#### [Goal]
Find every line in the records below that holds the word "post", and copy each one.

#### [Listed entries]
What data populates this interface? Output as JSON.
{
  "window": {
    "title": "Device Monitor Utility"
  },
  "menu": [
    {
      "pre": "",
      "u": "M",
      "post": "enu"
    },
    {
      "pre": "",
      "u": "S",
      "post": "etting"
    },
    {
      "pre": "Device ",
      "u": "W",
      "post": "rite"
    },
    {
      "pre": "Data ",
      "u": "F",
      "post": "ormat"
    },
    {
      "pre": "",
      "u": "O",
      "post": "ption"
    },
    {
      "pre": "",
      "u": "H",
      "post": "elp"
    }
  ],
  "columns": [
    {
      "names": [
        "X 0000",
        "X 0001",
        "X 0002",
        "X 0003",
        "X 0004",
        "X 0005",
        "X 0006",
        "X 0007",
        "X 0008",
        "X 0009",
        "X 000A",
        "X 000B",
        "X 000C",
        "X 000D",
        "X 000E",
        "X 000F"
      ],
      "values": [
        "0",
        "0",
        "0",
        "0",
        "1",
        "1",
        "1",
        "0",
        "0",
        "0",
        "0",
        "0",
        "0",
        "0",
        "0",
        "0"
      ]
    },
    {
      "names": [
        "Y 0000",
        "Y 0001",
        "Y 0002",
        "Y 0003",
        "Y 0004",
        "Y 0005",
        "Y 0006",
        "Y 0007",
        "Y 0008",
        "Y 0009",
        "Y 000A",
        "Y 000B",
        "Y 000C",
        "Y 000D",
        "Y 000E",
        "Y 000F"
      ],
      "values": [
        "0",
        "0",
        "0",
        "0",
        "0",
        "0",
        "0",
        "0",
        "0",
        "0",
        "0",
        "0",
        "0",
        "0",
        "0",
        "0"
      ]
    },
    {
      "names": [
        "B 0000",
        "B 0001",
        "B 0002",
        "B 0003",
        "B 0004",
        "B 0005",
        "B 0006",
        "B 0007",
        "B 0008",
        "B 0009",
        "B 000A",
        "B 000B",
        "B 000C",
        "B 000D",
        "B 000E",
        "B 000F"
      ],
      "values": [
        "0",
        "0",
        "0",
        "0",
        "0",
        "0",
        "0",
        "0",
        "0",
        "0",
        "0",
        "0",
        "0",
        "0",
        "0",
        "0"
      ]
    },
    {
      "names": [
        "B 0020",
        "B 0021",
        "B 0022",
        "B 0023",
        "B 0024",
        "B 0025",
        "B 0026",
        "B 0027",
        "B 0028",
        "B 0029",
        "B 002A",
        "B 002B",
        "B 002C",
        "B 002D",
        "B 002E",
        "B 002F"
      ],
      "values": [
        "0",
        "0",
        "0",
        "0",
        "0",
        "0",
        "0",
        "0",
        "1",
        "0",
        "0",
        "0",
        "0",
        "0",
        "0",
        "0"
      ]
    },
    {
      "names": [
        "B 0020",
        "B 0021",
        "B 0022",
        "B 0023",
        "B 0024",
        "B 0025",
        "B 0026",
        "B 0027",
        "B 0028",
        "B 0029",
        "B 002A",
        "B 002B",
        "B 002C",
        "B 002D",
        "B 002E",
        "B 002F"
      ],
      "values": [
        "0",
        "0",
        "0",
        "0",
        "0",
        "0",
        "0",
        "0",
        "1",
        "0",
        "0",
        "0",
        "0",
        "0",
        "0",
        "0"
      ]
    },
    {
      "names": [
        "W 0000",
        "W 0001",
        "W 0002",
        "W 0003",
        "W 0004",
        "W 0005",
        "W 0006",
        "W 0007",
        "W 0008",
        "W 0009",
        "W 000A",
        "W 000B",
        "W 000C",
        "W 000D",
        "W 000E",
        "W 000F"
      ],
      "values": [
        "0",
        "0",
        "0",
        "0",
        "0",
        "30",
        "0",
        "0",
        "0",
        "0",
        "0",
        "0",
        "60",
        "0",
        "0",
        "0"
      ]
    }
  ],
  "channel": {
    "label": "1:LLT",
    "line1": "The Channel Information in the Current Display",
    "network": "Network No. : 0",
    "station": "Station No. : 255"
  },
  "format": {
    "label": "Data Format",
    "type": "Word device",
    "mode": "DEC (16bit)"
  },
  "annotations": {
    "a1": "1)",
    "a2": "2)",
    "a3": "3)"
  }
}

#### [Result of this task]
      "post": "enu"
      "post": "etting"
      "post": "rite"
      "post": "ormat"
      "post": "ption"
      "post": "elp"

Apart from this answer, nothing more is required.